Work to be completed:
Read the listing and extract each line that includes the word "Bystra".

Stored records:
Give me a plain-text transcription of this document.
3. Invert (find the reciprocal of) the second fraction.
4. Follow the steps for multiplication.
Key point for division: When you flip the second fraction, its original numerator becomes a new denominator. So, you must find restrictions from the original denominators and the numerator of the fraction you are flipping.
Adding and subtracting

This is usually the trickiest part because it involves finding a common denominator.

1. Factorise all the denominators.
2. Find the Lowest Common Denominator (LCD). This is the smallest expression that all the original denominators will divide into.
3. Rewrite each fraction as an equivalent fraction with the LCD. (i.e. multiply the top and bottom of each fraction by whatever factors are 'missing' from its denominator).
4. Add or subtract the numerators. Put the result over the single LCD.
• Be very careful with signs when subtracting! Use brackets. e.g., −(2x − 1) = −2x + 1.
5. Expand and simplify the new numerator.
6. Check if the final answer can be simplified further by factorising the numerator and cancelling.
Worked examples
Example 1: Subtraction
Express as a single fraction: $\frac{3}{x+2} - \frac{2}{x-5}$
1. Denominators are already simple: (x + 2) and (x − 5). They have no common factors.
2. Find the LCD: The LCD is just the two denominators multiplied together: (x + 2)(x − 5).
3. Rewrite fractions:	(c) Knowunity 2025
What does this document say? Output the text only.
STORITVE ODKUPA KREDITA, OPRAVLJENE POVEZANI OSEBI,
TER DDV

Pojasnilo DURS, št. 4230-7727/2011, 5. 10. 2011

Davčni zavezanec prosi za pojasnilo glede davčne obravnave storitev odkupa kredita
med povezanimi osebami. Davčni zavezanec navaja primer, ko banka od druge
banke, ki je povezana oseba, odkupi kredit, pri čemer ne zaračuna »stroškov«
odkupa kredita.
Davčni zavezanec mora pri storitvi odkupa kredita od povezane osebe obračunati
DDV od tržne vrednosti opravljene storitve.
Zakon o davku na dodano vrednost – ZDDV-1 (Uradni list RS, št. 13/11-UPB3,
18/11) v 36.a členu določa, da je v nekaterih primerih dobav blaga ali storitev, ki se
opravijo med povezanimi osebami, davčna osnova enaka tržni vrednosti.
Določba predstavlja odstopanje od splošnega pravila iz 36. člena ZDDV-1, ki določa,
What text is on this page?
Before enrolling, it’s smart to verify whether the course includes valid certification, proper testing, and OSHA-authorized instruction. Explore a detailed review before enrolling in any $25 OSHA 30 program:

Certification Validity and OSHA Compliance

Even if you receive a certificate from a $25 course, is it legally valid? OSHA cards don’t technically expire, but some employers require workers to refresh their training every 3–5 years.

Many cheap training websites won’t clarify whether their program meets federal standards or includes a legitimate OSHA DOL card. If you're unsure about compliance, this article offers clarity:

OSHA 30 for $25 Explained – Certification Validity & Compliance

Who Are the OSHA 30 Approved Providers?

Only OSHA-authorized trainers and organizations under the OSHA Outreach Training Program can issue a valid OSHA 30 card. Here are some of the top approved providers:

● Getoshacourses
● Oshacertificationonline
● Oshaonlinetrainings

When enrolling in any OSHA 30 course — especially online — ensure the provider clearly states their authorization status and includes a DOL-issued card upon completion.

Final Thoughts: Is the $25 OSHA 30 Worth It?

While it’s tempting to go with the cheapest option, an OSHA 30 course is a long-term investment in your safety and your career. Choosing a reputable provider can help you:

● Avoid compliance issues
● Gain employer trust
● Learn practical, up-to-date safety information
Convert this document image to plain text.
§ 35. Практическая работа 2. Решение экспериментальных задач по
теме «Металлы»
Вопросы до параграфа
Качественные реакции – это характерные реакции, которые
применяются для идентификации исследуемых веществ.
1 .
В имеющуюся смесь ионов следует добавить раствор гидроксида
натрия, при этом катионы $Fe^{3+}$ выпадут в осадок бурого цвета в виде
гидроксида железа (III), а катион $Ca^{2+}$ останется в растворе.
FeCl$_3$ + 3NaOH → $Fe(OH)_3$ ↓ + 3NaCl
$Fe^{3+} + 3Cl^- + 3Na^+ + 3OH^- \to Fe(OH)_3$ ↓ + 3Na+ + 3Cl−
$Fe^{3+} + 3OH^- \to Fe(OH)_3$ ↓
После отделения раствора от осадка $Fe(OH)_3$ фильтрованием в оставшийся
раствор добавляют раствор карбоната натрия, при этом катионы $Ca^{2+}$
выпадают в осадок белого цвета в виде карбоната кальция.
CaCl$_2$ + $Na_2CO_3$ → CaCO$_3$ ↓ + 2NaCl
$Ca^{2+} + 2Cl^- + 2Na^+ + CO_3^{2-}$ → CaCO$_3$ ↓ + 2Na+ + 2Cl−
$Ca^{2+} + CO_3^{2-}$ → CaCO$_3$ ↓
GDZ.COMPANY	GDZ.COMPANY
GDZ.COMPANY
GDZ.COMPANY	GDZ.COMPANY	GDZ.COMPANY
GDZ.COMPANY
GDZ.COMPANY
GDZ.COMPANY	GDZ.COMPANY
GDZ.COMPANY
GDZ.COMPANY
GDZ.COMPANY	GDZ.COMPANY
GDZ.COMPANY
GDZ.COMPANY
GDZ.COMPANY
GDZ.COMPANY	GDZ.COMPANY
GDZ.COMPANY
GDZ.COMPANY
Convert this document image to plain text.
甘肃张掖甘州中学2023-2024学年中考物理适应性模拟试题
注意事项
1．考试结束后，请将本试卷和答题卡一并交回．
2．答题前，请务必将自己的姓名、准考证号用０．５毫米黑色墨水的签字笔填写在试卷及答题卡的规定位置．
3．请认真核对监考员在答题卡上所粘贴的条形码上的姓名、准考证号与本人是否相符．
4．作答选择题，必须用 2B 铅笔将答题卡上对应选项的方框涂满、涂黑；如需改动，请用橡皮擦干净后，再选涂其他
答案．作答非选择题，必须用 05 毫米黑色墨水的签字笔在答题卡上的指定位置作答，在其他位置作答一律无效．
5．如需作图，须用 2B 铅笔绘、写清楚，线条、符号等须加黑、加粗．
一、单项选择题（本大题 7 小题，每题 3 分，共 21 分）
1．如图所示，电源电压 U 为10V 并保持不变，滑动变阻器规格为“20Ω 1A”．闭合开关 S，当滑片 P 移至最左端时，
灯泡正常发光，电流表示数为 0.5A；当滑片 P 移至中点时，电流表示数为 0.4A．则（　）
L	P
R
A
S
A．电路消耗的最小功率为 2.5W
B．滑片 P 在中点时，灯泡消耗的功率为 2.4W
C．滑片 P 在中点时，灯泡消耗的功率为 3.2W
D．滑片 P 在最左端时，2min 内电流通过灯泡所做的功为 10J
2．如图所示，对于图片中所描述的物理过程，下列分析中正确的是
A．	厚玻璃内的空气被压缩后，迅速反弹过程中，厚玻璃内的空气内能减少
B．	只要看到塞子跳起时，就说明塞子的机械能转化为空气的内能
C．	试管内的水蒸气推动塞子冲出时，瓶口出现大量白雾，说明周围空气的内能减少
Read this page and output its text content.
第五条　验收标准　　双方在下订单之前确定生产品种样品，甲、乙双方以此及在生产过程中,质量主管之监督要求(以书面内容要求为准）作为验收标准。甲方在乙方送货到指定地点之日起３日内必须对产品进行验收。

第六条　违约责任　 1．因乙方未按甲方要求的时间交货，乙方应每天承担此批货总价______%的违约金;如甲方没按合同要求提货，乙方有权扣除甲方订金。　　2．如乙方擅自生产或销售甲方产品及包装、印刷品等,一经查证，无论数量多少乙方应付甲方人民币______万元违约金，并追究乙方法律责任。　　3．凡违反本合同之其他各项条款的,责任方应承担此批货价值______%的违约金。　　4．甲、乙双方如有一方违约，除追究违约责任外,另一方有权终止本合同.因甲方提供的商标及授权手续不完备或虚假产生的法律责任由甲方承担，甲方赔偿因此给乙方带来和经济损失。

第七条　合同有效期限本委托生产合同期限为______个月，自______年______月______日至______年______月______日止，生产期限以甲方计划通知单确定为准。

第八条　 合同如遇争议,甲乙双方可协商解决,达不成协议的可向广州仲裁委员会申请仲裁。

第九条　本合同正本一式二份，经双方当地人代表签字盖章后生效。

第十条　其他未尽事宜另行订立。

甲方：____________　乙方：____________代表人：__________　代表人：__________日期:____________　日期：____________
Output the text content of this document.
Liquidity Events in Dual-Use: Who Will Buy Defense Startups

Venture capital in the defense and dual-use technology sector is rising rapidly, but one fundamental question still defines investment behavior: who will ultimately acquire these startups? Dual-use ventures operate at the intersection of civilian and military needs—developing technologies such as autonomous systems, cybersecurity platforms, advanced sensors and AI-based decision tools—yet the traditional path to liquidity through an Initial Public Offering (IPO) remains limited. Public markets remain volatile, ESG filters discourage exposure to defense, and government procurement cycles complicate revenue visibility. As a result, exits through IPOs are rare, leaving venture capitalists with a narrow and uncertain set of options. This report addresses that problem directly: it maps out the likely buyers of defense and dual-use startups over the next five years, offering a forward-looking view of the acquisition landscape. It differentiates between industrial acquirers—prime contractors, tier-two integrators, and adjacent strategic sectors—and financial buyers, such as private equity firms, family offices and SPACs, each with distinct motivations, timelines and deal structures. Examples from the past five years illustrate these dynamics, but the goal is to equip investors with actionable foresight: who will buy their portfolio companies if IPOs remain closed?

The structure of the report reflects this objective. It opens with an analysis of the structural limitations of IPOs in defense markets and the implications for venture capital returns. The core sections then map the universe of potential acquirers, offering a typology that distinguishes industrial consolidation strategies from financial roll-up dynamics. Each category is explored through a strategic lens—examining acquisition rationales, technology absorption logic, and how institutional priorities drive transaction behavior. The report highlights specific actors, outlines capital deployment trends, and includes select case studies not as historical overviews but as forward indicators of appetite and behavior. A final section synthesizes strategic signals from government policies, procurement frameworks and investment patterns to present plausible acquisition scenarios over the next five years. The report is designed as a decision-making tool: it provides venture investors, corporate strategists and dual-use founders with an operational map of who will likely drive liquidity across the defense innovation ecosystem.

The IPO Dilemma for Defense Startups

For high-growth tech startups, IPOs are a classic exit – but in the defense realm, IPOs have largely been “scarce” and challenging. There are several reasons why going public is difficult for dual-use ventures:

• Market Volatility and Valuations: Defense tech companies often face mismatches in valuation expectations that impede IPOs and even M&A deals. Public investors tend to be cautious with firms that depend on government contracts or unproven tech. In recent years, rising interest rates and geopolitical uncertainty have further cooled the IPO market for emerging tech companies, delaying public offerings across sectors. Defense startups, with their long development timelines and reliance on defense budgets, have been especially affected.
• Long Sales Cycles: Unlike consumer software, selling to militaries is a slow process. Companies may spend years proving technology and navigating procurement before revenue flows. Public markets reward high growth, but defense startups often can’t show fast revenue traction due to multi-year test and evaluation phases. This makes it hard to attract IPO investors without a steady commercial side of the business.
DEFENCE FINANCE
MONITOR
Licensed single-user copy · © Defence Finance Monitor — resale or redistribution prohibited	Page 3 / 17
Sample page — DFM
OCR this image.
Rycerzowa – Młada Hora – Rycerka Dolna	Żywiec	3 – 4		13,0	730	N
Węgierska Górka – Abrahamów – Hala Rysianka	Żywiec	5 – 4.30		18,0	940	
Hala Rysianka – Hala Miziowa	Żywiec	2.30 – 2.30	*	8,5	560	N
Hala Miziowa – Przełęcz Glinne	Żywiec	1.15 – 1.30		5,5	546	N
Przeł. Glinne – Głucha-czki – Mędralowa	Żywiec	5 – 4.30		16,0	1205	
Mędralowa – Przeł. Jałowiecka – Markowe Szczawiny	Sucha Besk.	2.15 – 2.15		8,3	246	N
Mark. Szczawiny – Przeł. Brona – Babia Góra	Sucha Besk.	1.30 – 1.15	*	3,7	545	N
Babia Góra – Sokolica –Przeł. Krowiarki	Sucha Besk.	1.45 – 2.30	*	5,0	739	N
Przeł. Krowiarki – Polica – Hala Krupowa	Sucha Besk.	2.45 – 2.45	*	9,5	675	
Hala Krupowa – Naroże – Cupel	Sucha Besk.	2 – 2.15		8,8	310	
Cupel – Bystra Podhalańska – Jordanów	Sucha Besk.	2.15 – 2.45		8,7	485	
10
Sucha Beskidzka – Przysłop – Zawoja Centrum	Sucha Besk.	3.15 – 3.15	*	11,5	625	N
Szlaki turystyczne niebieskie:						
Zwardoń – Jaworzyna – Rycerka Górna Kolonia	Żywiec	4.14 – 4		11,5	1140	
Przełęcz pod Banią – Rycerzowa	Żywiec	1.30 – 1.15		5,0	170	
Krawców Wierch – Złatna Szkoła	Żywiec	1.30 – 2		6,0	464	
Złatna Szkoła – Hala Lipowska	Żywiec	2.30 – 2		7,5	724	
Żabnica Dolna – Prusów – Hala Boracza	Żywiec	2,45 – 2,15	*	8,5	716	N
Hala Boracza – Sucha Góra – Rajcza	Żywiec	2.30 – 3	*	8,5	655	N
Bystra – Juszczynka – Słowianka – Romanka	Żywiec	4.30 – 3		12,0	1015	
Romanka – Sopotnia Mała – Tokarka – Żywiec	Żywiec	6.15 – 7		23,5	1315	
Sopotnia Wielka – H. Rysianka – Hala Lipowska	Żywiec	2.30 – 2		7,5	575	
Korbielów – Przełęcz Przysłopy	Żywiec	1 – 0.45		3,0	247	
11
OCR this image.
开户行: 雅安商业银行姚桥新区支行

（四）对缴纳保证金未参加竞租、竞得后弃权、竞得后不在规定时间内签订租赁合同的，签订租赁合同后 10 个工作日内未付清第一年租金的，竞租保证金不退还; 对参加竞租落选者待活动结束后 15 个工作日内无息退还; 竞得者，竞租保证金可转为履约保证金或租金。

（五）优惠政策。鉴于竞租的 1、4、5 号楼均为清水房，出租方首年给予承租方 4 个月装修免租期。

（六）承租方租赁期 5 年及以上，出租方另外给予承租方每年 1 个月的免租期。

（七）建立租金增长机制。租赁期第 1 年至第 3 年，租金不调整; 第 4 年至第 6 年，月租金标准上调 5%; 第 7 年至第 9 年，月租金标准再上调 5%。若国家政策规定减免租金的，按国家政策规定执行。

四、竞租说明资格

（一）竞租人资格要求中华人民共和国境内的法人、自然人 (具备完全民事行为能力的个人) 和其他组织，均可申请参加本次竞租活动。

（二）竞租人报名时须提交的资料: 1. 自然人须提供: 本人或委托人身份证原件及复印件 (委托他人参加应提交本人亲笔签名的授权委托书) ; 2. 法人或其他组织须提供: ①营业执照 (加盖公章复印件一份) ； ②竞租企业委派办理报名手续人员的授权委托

The reply:
Cupel – Bystra Podhalańska – Jordanów	Sucha Besk.	2.15 – 2.45		8,7	485	
Bystra – Juszczynka – Słowianka – Romanka	Żywiec	4.30 – 3		12,0	1015	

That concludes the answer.